Caught Little Birdy, Sarah Blasko, along with Tex Perkins and Tim Rogers at Legs 11. Lots of fun in the park, with music, wine and food -- the most relaxed gig I've ever been to. The new Little Birdy album, Hollywood, has some real Yeah Yeah Yeah-ish sounds, and even some Chrissie Amphlett moments. On the topic of sound, my music of the moment must be Deerhoof though, for sheer crazy, noisy fun.

/home :: /music :: permalink :: rss

2006-11-02

@pl-ising Stefan Holdermans' Code

Stefan made a little joke about how sometimes Haskell code can be non-obvious. Although his code seems pretty tame, I wondered what it would look like @pl-ified by lambdabot. The results were surprisingly good:
import Control.Arrow
import Data.List

order = map snd
      . sortBy ((. fst)
      . compare . fst)
      . zipWith ((id ***) . flip (,)) [toEnum 0..]
      . sortBy ((. snd) . compare . snd)
      . zip [0..]
Looks about the same, right? Yes! I thought lambdabot would explode this, and it didn't :) The end.

/home :: /haskell :: permalink :: rss

2006-10-19

Back from San Francisco

Back from San Francisco, after spending a week there for the Google Summer of Code Summit. I'll write more about that in the next few days. Getting back, and I notice that it's really feeling like summer in Sydney now: it's 30-odd degrees, and our cactus is flowering for the first time. Nina Cat thinks its good weather for sleeping, as usual.

/home :: /random :: permalink :: rss

Tshirt

And of course, the real reason we all participated in the Google Summer of Code: the tshirts! Mine finally arrived, the day after I get back from the GSoC summit, oh well :)

/home :: /haskell :: permalink :: rss

2006-10-04

Roll your own network code in Haskell

This week a medium length tutorial on network programming in Haskell. We build a concise IRC bot, and toss some custom control structures and a monad into the mixture. A small taste:

-- The 'Net' monad, a wrapper over IO, carrying the bot's immutable state.
type Net = ReaderT Bot IO
data Bot = Bot { socket :: Handle }

-- Set up actions to run on start and end, and run the main loop
main :: IO ()
main = bracket connect disconnect loop

listen :: Handle -> Net ()
listen h = forever $ do
    s <- io (hGetLine h)
    io (putStrLn s)
    when (ping s) $ pong s

Read the tutorial.

/home :: /haskell :: permalink :: rss

2006-09-27

Love of Diagrams

Listening to the new Love of Diagrams self-titled EP. I'd caught them opening for Sonic Youth back in July, and they just blew me away -- the energy, the swirling noise and angular sounds, so I was looking forward to this release. And now they've signed to Matador (home of Interpol), so hopefully there's a full album around the corner.

_Task material_
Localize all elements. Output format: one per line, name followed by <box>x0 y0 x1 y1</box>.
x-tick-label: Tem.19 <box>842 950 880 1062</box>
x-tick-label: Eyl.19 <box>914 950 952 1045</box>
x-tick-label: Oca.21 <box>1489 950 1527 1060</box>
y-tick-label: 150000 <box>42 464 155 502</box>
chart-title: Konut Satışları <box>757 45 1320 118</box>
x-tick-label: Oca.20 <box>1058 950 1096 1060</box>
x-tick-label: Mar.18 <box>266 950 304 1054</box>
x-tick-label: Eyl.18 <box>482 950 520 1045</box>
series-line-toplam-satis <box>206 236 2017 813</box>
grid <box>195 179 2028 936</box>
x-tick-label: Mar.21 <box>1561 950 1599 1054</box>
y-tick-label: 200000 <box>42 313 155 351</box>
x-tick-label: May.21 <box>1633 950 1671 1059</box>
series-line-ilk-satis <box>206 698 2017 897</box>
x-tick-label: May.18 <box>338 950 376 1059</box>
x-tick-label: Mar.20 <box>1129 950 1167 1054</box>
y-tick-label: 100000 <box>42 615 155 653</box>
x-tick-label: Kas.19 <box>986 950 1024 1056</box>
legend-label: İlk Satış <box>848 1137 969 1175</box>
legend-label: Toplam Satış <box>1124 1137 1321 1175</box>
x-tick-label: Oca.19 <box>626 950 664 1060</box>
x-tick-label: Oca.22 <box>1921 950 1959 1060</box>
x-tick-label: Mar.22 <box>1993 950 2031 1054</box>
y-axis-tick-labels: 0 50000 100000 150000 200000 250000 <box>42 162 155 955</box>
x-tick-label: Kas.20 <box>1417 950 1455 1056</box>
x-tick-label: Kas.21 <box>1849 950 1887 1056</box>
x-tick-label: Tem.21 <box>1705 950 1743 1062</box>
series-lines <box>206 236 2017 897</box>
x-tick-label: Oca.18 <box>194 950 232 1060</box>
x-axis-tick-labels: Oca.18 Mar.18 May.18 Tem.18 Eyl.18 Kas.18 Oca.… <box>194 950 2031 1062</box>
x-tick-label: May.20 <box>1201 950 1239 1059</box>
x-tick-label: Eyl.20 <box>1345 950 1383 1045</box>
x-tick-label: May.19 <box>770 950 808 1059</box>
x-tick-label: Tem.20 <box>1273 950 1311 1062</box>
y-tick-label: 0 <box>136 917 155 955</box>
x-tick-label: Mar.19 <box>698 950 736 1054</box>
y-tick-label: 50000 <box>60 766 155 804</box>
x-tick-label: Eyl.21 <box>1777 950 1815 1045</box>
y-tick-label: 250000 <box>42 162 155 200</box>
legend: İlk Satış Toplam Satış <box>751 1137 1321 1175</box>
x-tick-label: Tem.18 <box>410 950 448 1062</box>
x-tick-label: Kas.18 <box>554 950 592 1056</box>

_Required work_
(1) According to the blog excerpt, what flowered for the first time in Sydney after the return from San Francisco?
(2) Copy the records exactly, from their first line through the line containing "x-tick-label: Eyl.21 <box>1777", including both ends.

_The solutions_
(1) The cactus.

(2)
Localize all elements. Output format: one per line, name followed by <box>x0 y0 x1 y1</box>.
x-tick-label: Tem.19 <box>842 950 880 1062</box>
x-tick-label: Eyl.19 <box>914 950 952 1045</box>
x-tick-label: Oca.21 <box>1489 950 1527 1060</box>
y-tick-label: 150000 <box>42 464 155 502</box>
chart-title: Konut Satışları <box>757 45 1320 118</box>
x-tick-label: Oca.20 <box>1058 950 1096 1060</box>
x-tick-label: Mar.18 <box>266 950 304 1054</box>
x-tick-label: Eyl.18 <box>482 950 520 1045</box>
series-line-toplam-satis <box>206 236 2017 813</box>
grid <box>195 179 2028 936</box>
x-tick-label: Mar.21 <box>1561 950 1599 1054</box>
y-tick-label: 200000 <box>42 313 155 351</box>
x-tick-label: May.21 <box>1633 950 1671 1059</box>
series-line-ilk-satis <box>206 698 2017 897</box>
x-tick-label: May.18 <box>338 950 376 1059</box>
x-tick-label: Mar.20 <box>1129 950 1167 1054</box>
y-tick-label: 100000 <box>42 615 155 653</box>
x-tick-label: Kas.19 <box>986 950 1024 1056</box>
legend-label: İlk Satış <box>848 1137 969 1175</box>
legend-label: Toplam Satış <box>1124 1137 1321 1175</box>
x-tick-label: Oca.19 <box>626 950 664 1060</box>
x-tick-label: Oca.22 <box>1921 950 1959 1060</box>
x-tick-label: Mar.22 <box>1993 950 2031 1054</box>
y-axis-tick-labels: 0 50000 100000 150000 200000 250000 <box>42 162 155 955</box>
x-tick-label: Kas.20 <box>1417 950 1455 1056</box>
x-tick-label: Kas.21 <box>1849 950 1887 1056</box>
x-tick-label: Tem.21 <box>1705 950 1743 1062</box>
series-lines <box>206 236 2017 897</box>
x-tick-label: Oca.18 <box>194 950 232 1060</box>
x-axis-tick-labels: Oca.18 Mar.18 May.18 Tem.18 Eyl.18 Kas.18 Oca.… <box>194 950 2031 1062</box>
x-tick-label: May.20 <box>1201 950 1239 1059</box>
x-tick-label: Eyl.20 <box>1345 950 1383 1045</box>
x-tick-label: May.19 <box>770 950 808 1059</box>
x-tick-label: Tem.20 <box>1273 950 1311 1062</box>
y-tick-label: 0 <box>136 917 155 955</box>
x-tick-label: Mar.19 <box>698 950 736 1054</box>
y-tick-label: 50000 <box>60 766 155 804</box>
x-tick-label: Eyl.21 <box>1777 950 1815 1045</box>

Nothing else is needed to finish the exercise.